> [PROBLEM DETAILS]
Pull every line containing "λυγισμού" from the entries.

> [DATA IN THIS EXERCISE]
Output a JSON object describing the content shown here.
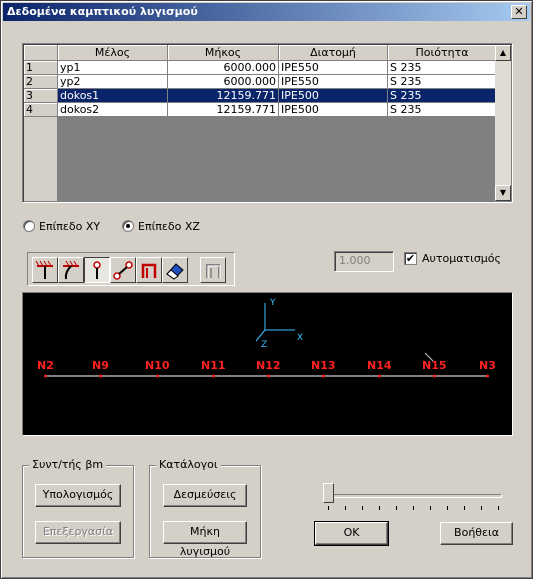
{
  "window": {
    "title": "Δεδομένα καμπτικού λυγισμού",
    "close_glyph": "✕"
  },
  "table": {
    "columns": [
      "Μέλος",
      "Μήκος",
      "Διατομή",
      "Ποιότητα"
    ],
    "rows": [
      {
        "index": "1",
        "member": "yp1",
        "length": "6000.000",
        "section": "IPE550",
        "quality": "S 235",
        "selected": false
      },
      {
        "index": "2",
        "member": "yp2",
        "length": "6000.000",
        "section": "IPE550",
        "quality": "S 235",
        "selected": false
      },
      {
        "index": "3",
        "member": "dokos1",
        "length": "12159.771",
        "section": "IPE500",
        "quality": "S 235",
        "selected": true
      },
      {
        "index": "4",
        "member": "dokos2",
        "length": "12159.771",
        "section": "IPE500",
        "quality": "S 235",
        "selected": false
      }
    ]
  },
  "planes": {
    "xy_label": "Επίπεδο XY",
    "xz_label": "Επίπεδο XZ",
    "selected": "xz"
  },
  "toolbar": {
    "icons": [
      "fixed-support-icon",
      "pinned-support-icon",
      "hinge-icon",
      "double-hinge-icon",
      "portal-icon",
      "eraser-icon",
      "portal-disabled-icon"
    ],
    "pressed_index": 2
  },
  "factor": {
    "value": "1.000",
    "auto_label": "Αυτοματισμός",
    "auto_checked": true,
    "check_glyph": "✔"
  },
  "viewport": {
    "axis_labels": {
      "y": "Y",
      "x": "X",
      "z": "Z"
    },
    "nodes": [
      "N2",
      "N9",
      "N10",
      "N11",
      "N12",
      "N13",
      "N14",
      "N15",
      "N3"
    ],
    "node_color": "#ff2020",
    "axis_color": "#40c0ff"
  },
  "beta_group": {
    "legend": "Συντ/τής βm",
    "calc_label": "Υπολογισμός",
    "edit_label": "Επεξεργασία"
  },
  "lists_group": {
    "legend": "Κατάλογοι",
    "constraints_label": "Δεσμεύσεις",
    "lengths_label": "Μήκη λυγισμού"
  },
  "slider": {
    "value_fraction": 0.0
  },
  "buttons": {
    "ok_label": "OK",
    "help_label": "Βοήθεια"
  }
}
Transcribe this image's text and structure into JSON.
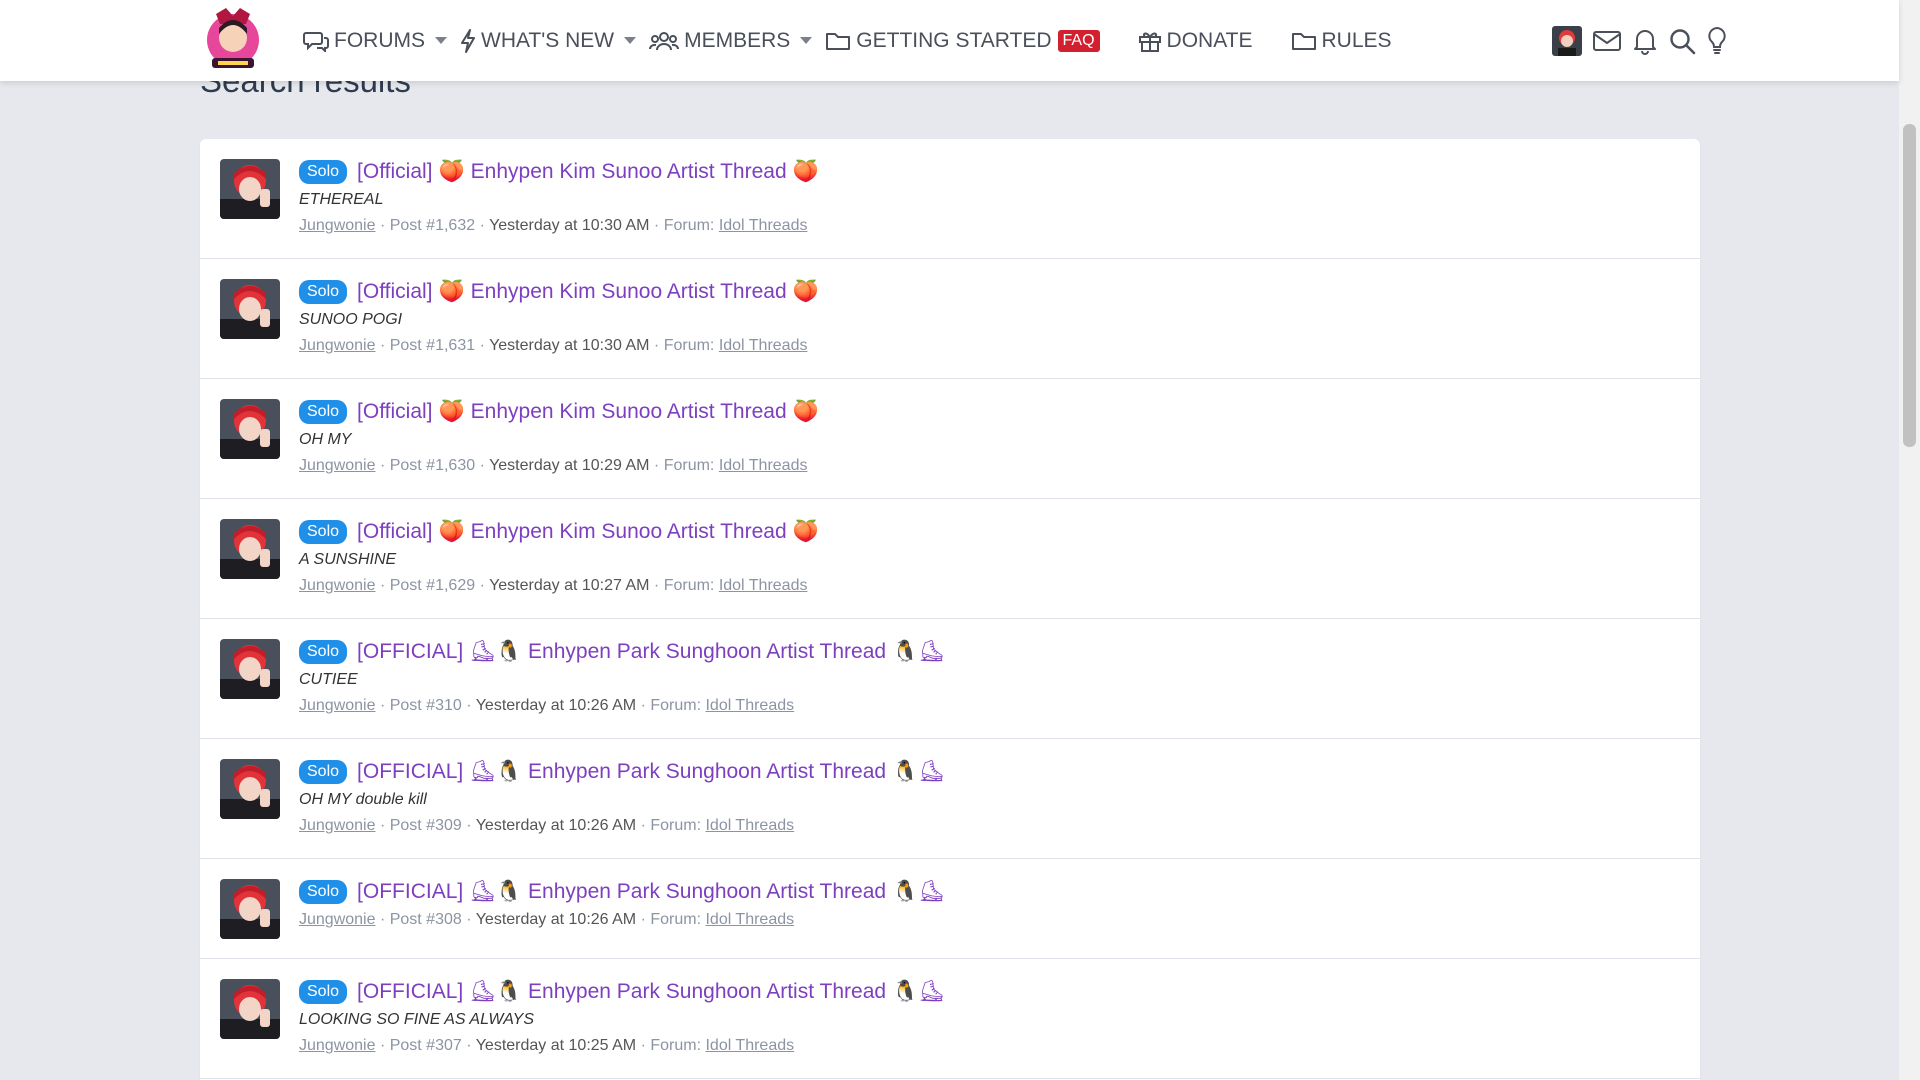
{
  "nav": {
    "forums": "FORUMS",
    "whats_new": "WHAT'S NEW",
    "members": "MEMBERS",
    "getting_started": "GETTING STARTED",
    "faq": "FAQ",
    "donate": "DONATE",
    "rules": "RULES"
  },
  "page": {
    "title": "Search results"
  },
  "results": [
    {
      "badge": "Solo",
      "prefix": "[Official]",
      "emoji_left": "🍑",
      "thread": "Enhypen Kim Sunoo Artist Thread",
      "emoji_right": "🍑",
      "snippet": "ETHEREAL",
      "user": "Jungwonie",
      "post": "Post #1,632",
      "time": "Yesterday at 10:30 AM",
      "forum_label": "Forum:",
      "forum": "Idol Threads"
    },
    {
      "badge": "Solo",
      "prefix": "[Official]",
      "emoji_left": "🍑",
      "thread": "Enhypen Kim Sunoo Artist Thread",
      "emoji_right": "🍑",
      "snippet": "SUNOO POGI",
      "user": "Jungwonie",
      "post": "Post #1,631",
      "time": "Yesterday at 10:30 AM",
      "forum_label": "Forum:",
      "forum": "Idol Threads"
    },
    {
      "badge": "Solo",
      "prefix": "[Official]",
      "emoji_left": "🍑",
      "thread": "Enhypen Kim Sunoo Artist Thread",
      "emoji_right": "🍑",
      "snippet": "OH MY",
      "user": "Jungwonie",
      "post": "Post #1,630",
      "time": "Yesterday at 10:29 AM",
      "forum_label": "Forum:",
      "forum": "Idol Threads"
    },
    {
      "badge": "Solo",
      "prefix": "[Official]",
      "emoji_left": "🍑",
      "thread": "Enhypen Kim Sunoo Artist Thread",
      "emoji_right": "🍑",
      "snippet": "A SUNSHINE",
      "user": "Jungwonie",
      "post": "Post #1,629",
      "time": "Yesterday at 10:27 AM",
      "forum_label": "Forum:",
      "forum": "Idol Threads"
    },
    {
      "badge": "Solo",
      "prefix": "[OFFICIAL]",
      "emoji_left": "⛸🐧",
      "thread": "Enhypen Park Sunghoon Artist Thread",
      "emoji_right": "🐧⛸",
      "snippet": "CUTIEE",
      "user": "Jungwonie",
      "post": "Post #310",
      "time": "Yesterday at 10:26 AM",
      "forum_label": "Forum:",
      "forum": "Idol Threads"
    },
    {
      "badge": "Solo",
      "prefix": "[OFFICIAL]",
      "emoji_left": "⛸🐧",
      "thread": "Enhypen Park Sunghoon Artist Thread",
      "emoji_right": "🐧⛸",
      "snippet": "OH MY double kill",
      "user": "Jungwonie",
      "post": "Post #309",
      "time": "Yesterday at 10:26 AM",
      "forum_label": "Forum:",
      "forum": "Idol Threads"
    },
    {
      "badge": "Solo",
      "prefix": "[OFFICIAL]",
      "emoji_left": "⛸🐧",
      "thread": "Enhypen Park Sunghoon Artist Thread",
      "emoji_right": "🐧⛸",
      "snippet": "",
      "user": "Jungwonie",
      "post": "Post #308",
      "time": "Yesterday at 10:26 AM",
      "forum_label": "Forum:",
      "forum": "Idol Threads"
    },
    {
      "badge": "Solo",
      "prefix": "[OFFICIAL]",
      "emoji_left": "⛸🐧",
      "thread": "Enhypen Park Sunghoon Artist Thread",
      "emoji_right": "🐧⛸",
      "snippet": "LOOKING SO FINE AS ALWAYS",
      "user": "Jungwonie",
      "post": "Post #307",
      "time": "Yesterday at 10:25 AM",
      "forum_label": "Forum:",
      "forum": "Idol Threads"
    }
  ],
  "colors": {
    "accent": "#7d3fbf",
    "badge": "#1f8fe8",
    "faq": "#d3202f"
  }
}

> [EXERCISE OUTPUT]
    "title": "Δεδομένα καμπτικού λυγισμού",
    "lengths_label": "Μήκη λυγισμού"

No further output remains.